### DATASET ENTRIES
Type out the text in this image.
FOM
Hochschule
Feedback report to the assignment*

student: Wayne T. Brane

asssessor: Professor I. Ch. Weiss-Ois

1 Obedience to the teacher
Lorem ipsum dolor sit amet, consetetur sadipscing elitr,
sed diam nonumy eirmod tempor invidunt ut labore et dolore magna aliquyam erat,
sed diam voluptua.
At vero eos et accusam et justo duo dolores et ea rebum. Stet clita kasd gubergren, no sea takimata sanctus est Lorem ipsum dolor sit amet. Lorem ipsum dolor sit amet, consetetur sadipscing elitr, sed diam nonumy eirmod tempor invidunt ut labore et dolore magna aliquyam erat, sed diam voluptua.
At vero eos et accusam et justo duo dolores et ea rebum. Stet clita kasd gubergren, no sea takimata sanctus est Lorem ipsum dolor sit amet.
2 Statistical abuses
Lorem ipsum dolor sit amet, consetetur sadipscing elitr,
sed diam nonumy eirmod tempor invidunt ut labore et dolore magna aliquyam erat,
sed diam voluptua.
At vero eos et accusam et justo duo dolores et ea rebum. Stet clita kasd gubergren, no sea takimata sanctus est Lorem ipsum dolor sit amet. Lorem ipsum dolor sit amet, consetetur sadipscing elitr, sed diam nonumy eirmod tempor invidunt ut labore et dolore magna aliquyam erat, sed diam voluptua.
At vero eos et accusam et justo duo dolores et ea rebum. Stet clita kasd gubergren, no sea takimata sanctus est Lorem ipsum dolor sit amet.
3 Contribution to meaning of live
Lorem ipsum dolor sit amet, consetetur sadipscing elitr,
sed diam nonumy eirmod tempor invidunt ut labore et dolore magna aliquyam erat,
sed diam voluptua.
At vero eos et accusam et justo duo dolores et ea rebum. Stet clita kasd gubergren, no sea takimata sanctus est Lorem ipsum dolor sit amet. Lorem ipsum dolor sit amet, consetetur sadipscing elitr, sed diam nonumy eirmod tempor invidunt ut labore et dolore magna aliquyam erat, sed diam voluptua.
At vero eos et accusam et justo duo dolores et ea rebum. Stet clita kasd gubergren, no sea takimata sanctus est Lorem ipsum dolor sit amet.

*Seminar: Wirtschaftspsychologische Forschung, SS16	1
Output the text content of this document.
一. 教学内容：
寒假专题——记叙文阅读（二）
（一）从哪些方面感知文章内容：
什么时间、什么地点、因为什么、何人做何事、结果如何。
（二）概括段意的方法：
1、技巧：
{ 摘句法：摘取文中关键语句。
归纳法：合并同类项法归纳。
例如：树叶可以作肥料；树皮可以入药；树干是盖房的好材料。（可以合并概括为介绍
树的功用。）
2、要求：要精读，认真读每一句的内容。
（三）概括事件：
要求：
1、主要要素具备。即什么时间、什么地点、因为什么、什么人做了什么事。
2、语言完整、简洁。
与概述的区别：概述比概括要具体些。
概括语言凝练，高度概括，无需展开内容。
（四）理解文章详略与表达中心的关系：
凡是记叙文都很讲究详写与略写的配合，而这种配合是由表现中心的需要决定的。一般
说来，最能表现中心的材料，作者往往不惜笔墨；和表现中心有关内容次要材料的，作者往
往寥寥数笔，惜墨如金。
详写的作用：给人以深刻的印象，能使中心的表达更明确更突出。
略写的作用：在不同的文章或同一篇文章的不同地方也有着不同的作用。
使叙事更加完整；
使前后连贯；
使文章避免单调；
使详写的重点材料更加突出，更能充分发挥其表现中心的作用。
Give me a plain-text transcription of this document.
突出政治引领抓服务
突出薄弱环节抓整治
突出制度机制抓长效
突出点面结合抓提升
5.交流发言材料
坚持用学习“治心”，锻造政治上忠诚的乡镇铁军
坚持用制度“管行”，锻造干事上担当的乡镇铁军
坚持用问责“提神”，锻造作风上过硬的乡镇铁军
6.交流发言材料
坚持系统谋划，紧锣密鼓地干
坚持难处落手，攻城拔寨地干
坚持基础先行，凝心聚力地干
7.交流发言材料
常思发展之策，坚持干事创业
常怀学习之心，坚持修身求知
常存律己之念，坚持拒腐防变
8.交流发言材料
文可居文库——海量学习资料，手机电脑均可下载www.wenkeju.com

### EXERCISE DETAILS
Scan the material above for the string "document" and report each line where you find it.

### SOLUTION FOR THIS TASK
Output the text content of this document.
Give me a plain-text transcription of this document.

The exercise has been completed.